begin EXTRACTED TEXT

This “Made for Germany” sneaker is notable for several reasons, not the least of which is its re-vamped Torsion support bar and second generation Boost sole. The M.F.G. was also produced in adidas’ so-called Speed Factory in Germany, a facility that addresses more accountable manufacturing practices, and outlines an exciting future for later sneaker releases from adidas.
The legacy of the Nike MAG precedes itself. First shown on the feet of Marty McFly in 1989’s Back to the Future II, the shoe was imagined for the film by Nike designer Tinker Hatfield. We saw a limited release for charity in 2011, but this year the brand with the Swoosh unveiled the 2016 Nike MAG, with fully functional auto-lacing capabilities for the first time.
A raffle was held to determine each of the 89 winners, with proceeds totalling $6.75 million going towards the Michael J. Fox Foundation in support of Parkinson’s research. Select auctions were also held around the world, with one pair reportedly fetching $100,000 USD at an event in Hong Kong. The rare sneakers brought futuristic movie technology to life this year, including a pressure sensitive heel and two buttons allowing the wearer to automatically adjust the shoe’s fit. The Nike MAG is an undisputed sneaker grail by any measure of the word.
Pharrell x adidas Originals NMD “Human Race”
The adidas NMD was an unprecedented home run in 2016, and arguably the most talked-about shoe of the year.

end EXTRACTED TEXT
begin DATASET EXTRACT

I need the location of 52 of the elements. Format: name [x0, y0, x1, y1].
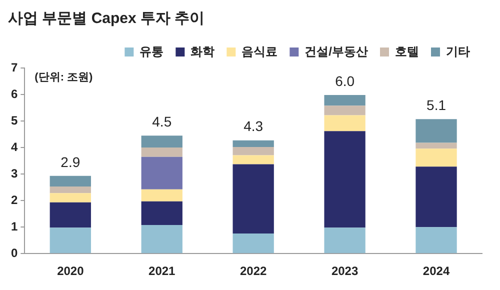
bar	[232, 155, 274, 164]
y-tick-label: 2	[10, 192, 18, 207]
bar	[50, 228, 91, 254]
bar	[416, 148, 457, 167]
x-tick-label: 2020	[57, 264, 84, 278]
bar	[141, 156, 182, 190]
bar	[50, 186, 91, 194]
legend-label: 호텔	[395, 44, 419, 58]
y-tick-label: 3	[10, 166, 18, 180]
bar	[50, 193, 91, 202]
bar	[141, 189, 182, 202]
y-tick-label: 4	[10, 140, 18, 154]
bar	[141, 224, 182, 254]
legend-label: 화학	[190, 44, 215, 58]
x-tick-label: 2024	[422, 264, 450, 278]
bar	[141, 136, 182, 148]
y-tick-label: 1	[10, 219, 18, 234]
bar	[50, 202, 91, 228]
bar	[141, 148, 182, 157]
y-tick-label: 6	[10, 86, 18, 101]
y-tick-label: 5	[10, 113, 18, 128]
total-label: 5.1	[426, 97, 446, 114]
bar	[324, 95, 366, 106]
bar	[324, 115, 366, 132]
bar	[324, 131, 366, 228]
bar	[50, 176, 91, 187]
total-label: 4.3	[244, 118, 264, 134]
bar	[232, 233, 274, 254]
bar	[416, 227, 457, 254]
legend-label: 유통	[140, 44, 164, 58]
legend-label: 음식료	[242, 44, 278, 58]
bar	[232, 147, 274, 156]
y-tick-label: 0	[10, 246, 18, 260]
bar	[141, 201, 182, 225]
y-tick-label: 7	[10, 60, 18, 74]
x-tick-label: 2022	[240, 264, 268, 278]
total-label: 4.5	[152, 113, 172, 130]
legend-label: 건설/부동산	[304, 44, 368, 58]
x-tick-label: 2023	[331, 264, 358, 278]
bar	[324, 106, 366, 116]
bar	[416, 166, 457, 228]
legend-label: 기타	[446, 44, 470, 58]
bar	[324, 228, 366, 254]
bar	[416, 119, 457, 143]
annotation: (단위: 조원)	[34, 72, 94, 84]
chart-title: 사업 부문별 Capex 투자 추이	[8, 10, 205, 28]
total-label: 6.0	[335, 72, 355, 89]
bar	[416, 142, 457, 149]
bar	[232, 140, 274, 148]
total-label: 2.9	[60, 154, 80, 170]
x-tick-label: 2021	[148, 264, 176, 278]
bar	[232, 164, 274, 234]
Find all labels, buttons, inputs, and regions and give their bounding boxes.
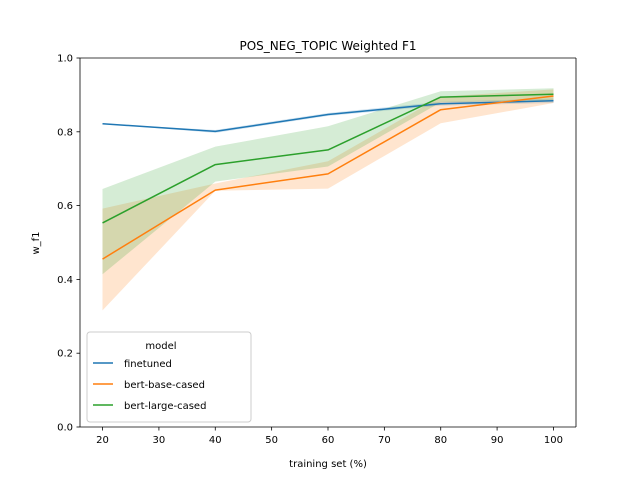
data-point bbox=[102, 123, 104, 125]
data-point bbox=[440, 96, 442, 98]
series-lines bbox=[102, 93, 555, 260]
data-point bbox=[102, 258, 104, 260]
legend-item-2: bert-large-cased bbox=[124, 401, 206, 412]
series-line-1 bbox=[102, 95, 554, 260]
series-line-0 bbox=[102, 100, 554, 133]
legend-item-1: bert-base-cased bbox=[124, 380, 205, 391]
y-tick-label: 0.0 bbox=[57, 423, 73, 434]
data-point bbox=[553, 95, 555, 97]
data-point bbox=[327, 149, 329, 151]
confidence-band-2 bbox=[102, 88, 554, 275]
legend: model finetuned bert-base-cased bert-large-… bbox=[86, 331, 252, 423]
y-axis-label: w_f1 bbox=[31, 231, 42, 254]
x-tick-label: 70 bbox=[378, 435, 391, 446]
chart-title: POS_NEG_TOPIC Weighted F1 bbox=[239, 39, 416, 53]
data-point bbox=[440, 103, 442, 105]
x-tick-label: 60 bbox=[322, 435, 335, 446]
data-point bbox=[214, 131, 216, 133]
confidence-band-0 bbox=[102, 98, 554, 133]
y-tick-label: 0.6 bbox=[57, 201, 73, 212]
data-point bbox=[327, 173, 329, 175]
data-point bbox=[214, 189, 216, 191]
x-tick-label: 100 bbox=[544, 435, 563, 446]
data-point bbox=[327, 114, 329, 116]
axes: 20 30 40 50 60 70 80 90 100 0.0 0.2 0.4 0.6 0.8 1.0 bbox=[57, 54, 577, 446]
data-point bbox=[440, 109, 442, 111]
x-tick-label: 50 bbox=[265, 435, 278, 446]
y-tick-label: 0.8 bbox=[57, 127, 73, 138]
confidence-band-1 bbox=[102, 89, 554, 311]
x-tick-label: 20 bbox=[96, 435, 109, 446]
legend-title: model bbox=[145, 341, 176, 352]
data-point bbox=[102, 222, 104, 224]
x-axis-label: training set (%) bbox=[289, 459, 367, 470]
data-point bbox=[553, 100, 555, 102]
x-tick-label: 90 bbox=[491, 435, 504, 446]
series-line-2 bbox=[102, 93, 554, 224]
y-tick-label: 1.0 bbox=[57, 54, 73, 65]
y-tick-label: 0.2 bbox=[57, 349, 73, 360]
data-point bbox=[214, 164, 216, 166]
x-tick-label: 40 bbox=[209, 435, 222, 446]
x-tick-label: 80 bbox=[434, 435, 447, 446]
confidence-bands bbox=[102, 88, 554, 311]
legend-item-0: finetuned bbox=[124, 359, 172, 370]
legend-box bbox=[86, 331, 252, 423]
y-tick-label: 0.4 bbox=[57, 275, 73, 286]
data-point bbox=[553, 93, 555, 95]
x-tick-label: 30 bbox=[153, 435, 166, 446]
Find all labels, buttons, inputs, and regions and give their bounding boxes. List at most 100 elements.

end DATASET EXTRACT

→ SET OF TASKS
1. In the sneaker text, how much did the raffle for the 2016 Nike MAG raise, and where did the money go?
2. Convert part of the rows into a Markdown table with the columns Row and Line, leaving out blank lines. Begin at the row that has "data-point bbox=[102, 123, 104, 125]" and stop after the row that has "series-line-0 bbox=[102, 100, 554, 133]".

→ ANSWERS PER TASK
1. $6.75 million, which went to the Michael J. Fox Foundation to support Parkinson's research.

2.
| Row | Line |
|---|---|
| 1 | data-point bbox=[102, 123, 104, 125] |
| 2 | data-point bbox=[440, 96, 442, 98] |
| 3 | series-lines bbox=[102, 93, 555, 260] |
| 4 | data-point bbox=[102, 258, 104, 260] |
| 5 | legend-item-2: bert-large-cased bbox=[124, 401, 206, 412] |
| 6 | series-line-1 bbox=[102, 95, 554, 260] |
| 7 | series-line-0 bbox=[102, 100, 554, 133] |